------ Data shown ------

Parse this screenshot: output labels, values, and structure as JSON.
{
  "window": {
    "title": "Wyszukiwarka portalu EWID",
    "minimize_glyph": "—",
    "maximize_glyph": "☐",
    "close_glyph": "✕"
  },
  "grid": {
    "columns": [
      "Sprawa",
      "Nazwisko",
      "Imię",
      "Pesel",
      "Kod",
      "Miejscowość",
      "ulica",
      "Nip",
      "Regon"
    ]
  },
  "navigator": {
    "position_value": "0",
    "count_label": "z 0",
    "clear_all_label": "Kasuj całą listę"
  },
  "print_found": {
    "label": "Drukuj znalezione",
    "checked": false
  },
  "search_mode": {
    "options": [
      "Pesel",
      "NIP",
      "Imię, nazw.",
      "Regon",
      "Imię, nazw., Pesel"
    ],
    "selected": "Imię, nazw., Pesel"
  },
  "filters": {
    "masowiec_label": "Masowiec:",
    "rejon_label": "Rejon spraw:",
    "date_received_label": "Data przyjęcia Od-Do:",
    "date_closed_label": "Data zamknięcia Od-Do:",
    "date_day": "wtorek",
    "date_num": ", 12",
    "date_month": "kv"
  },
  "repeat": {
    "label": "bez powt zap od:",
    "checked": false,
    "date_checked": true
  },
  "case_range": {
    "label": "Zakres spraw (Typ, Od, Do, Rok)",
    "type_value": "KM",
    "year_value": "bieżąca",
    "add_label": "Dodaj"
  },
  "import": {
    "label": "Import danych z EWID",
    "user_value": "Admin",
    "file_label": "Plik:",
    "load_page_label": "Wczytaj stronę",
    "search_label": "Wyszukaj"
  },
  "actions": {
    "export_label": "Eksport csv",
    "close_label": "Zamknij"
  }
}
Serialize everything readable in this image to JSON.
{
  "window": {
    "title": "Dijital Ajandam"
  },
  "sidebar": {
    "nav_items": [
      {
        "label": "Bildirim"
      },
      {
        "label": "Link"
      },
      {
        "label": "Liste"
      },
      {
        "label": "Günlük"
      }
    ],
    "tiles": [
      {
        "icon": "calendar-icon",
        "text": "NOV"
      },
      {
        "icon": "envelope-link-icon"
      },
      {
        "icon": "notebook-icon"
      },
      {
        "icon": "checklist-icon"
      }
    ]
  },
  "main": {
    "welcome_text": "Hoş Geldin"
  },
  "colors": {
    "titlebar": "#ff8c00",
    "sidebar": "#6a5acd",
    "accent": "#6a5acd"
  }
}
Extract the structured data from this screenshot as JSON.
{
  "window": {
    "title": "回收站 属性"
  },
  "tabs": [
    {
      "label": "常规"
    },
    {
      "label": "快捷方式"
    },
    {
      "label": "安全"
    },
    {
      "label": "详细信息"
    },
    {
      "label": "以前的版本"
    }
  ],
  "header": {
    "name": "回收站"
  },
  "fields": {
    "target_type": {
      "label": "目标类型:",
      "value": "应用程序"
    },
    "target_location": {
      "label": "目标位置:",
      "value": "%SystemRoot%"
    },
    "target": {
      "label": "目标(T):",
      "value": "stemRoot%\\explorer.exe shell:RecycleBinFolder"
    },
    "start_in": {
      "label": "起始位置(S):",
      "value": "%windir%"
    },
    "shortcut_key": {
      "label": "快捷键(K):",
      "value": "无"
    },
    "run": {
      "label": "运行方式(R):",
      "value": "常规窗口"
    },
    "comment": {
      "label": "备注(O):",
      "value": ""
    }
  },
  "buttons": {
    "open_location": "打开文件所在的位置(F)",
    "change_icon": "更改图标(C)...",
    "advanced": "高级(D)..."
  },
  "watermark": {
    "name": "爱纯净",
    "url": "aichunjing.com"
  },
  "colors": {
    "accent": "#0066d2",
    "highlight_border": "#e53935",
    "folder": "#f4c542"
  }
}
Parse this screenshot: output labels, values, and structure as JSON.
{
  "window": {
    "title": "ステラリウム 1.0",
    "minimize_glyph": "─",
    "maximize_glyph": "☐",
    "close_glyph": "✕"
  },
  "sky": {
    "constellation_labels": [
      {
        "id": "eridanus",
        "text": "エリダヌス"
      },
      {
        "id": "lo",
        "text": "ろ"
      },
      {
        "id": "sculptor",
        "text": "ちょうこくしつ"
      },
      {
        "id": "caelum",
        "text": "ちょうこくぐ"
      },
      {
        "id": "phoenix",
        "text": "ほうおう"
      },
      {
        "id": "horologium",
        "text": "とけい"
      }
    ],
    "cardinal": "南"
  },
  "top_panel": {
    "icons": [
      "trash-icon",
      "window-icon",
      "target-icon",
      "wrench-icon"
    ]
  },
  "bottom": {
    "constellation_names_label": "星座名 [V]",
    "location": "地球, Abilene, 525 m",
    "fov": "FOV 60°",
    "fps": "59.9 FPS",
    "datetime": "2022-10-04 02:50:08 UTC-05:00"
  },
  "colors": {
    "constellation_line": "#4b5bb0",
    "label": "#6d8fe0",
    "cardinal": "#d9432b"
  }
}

------

What you need to do ▸ All entries must be repeated verbatim.

Answer to the exercise ▸
Parse this screenshot: output labels, values, and structure as JSON.
{
  "window": {
    "title": "Wyszukiwarka portalu EWID",
    "minimize_glyph": "—",
    "maximize_glyph": "☐",
    "close_glyph": "✕"
  },
  "grid": {
    "columns": [
      "Sprawa",
      "Nazwisko",
      "Imię",
      "Pesel",
      "Kod",
      "Miejscowość",
      "ulica",
      "Nip",
      "Regon"
    ]
  },
  "navigator": {
    "position_value": "0",
    "count_label": "z 0",
    "clear_all_label": "Kasuj całą listę"
  },
  "print_found": {
    "label": "Drukuj znalezione",
    "checked": false
  },
  "search_mode": {
    "options": [
      "Pesel",
      "NIP",
      "Imię, nazw.",
      "Regon",
      "Imię, nazw., Pesel"
    ],
    "selected": "Imię, nazw., Pesel"
  },
  "filters": {
    "masowiec_label": "Masowiec:",
    "rejon_label": "Rejon spraw:",
    "date_received_label": "Data przyjęcia Od-Do:",
    "date_closed_label": "Data zamknięcia Od-Do:",
    "date_day": "wtorek",
    "date_num": ", 12",
    "date_month": "kv"
  },
  "repeat": {
    "label": "bez powt zap od:",
    "checked": false,
    "date_checked": true
  },
  "case_range": {
    "label": "Zakres spraw (Typ, Od, Do, Rok)",
    "type_value": "KM",
    "year_value": "bieżąca",
    "add_label": "Dodaj"
  },
  "import": {
    "label": "Import danych z EWID",
    "user_value": "Admin",
    "file_label": "Plik:",
    "load_page_label": "Wczytaj stronę",
    "search_label": "Wyszukaj"
  },
  "actions": {
    "export_label": "Eksport csv",
    "close_label": "Zamknij"
  }
}
Serialize everything readable in this image to JSON.
{
  "window": {
    "title": "Dijital Ajandam"
  },
  "sidebar": {
    "nav_items": [
      {
        "label": "Bildirim"
      },
      {
        "label": "Link"
      },
      {
        "label": "Liste"
      },
      {
        "label": "Günlük"
      }
    ],
    "tiles": [
      {
        "icon": "calendar-icon",
        "text": "NOV"
      },
      {
        "icon": "envelope-link-icon"
      },
      {
        "icon": "notebook-icon"
      },
      {
        "icon": "checklist-icon"
      }
    ]
  },
  "main": {
    "welcome_text": "Hoş Geldin"
  },
  "colors": {
    "titlebar": "#ff8c00",
    "sidebar": "#6a5acd",
    "accent": "#6a5acd"
  }
}
Extract the structured data from this screenshot as JSON.
{
  "window": {
    "title": "回收站 属性"
  },
  "tabs": [
    {
      "label": "常规"
    },
    {
      "label": "快捷方式"
    },
    {
      "label": "安全"
    },
    {
      "label": "详细信息"
    },
    {
      "label": "以前的版本"
    }
  ],
  "header": {
    "name": "回收站"
  },
  "fields": {
    "target_type": {
      "label": "目标类型:",
      "value": "应用程序"
    },
    "target_location": {
      "label": "目标位置:",
      "value": "%SystemRoot%"
    },
    "target": {
      "label": "目标(T):",
      "value": "stemRoot%\\explorer.exe shell:RecycleBinFolder"
    },
    "start_in": {
      "label": "起始位置(S):",
      "value": "%windir%"
    },
    "shortcut_key": {
      "label": "快捷键(K):",
      "value": "无"
    },
    "run": {
      "label": "运行方式(R):",
      "value": "常规窗口"
    },
    "comment": {
      "label": "备注(O):",
      "value": ""
    }
  },
  "buttons": {
    "open_location": "打开文件所在的位置(F)",
    "change_icon": "更改图标(C)...",
    "advanced": "高级(D)..."
  },
  "watermark": {
    "name": "爱纯净",
    "url": "aichunjing.com"
  },
  "colors": {
    "accent": "#0066d2",
    "highlight_border": "#e53935",
    "folder": "#f4c542"
  }
}
Parse this screenshot: output labels, values, and structure as JSON.
{
  "window": {
    "title": "ステラリウム 1.0",
    "minimize_glyph": "─",
    "maximize_glyph": "☐",
    "close_glyph": "✕"
  },
  "sky": {
    "constellation_labels": [
      {
        "id": "eridanus",
        "text": "エリダヌス"
      },
      {
        "id": "lo",
        "text": "ろ"
      },
      {
        "id": "sculptor",
        "text": "ちょうこくしつ"
      },
      {
        "id": "caelum",
        "text": "ちょうこくぐ"
      },
      {
        "id": "phoenix",
        "text": "ほうおう"
      },
      {
        "id": "horologium",
        "text": "とけい"
      }
    ],
    "cardinal": "南"
  },
  "top_panel": {
    "icons": [
      "trash-icon",
      "window-icon",
      "target-icon",
      "wrench-icon"
    ]
  },
  "bottom": {
    "constellation_names_label": "星座名 [V]",
    "location": "地球, Abilene, 525 m",
    "fov": "FOV 60°",
    "fps": "59.9 FPS",
    "datetime": "2022-10-04 02:50:08 UTC-05:00"
  },
  "colors": {
    "constellation_line": "#4b5bb0",
    "label": "#6d8fe0",
    "cardinal": "#d9432b"
  }
}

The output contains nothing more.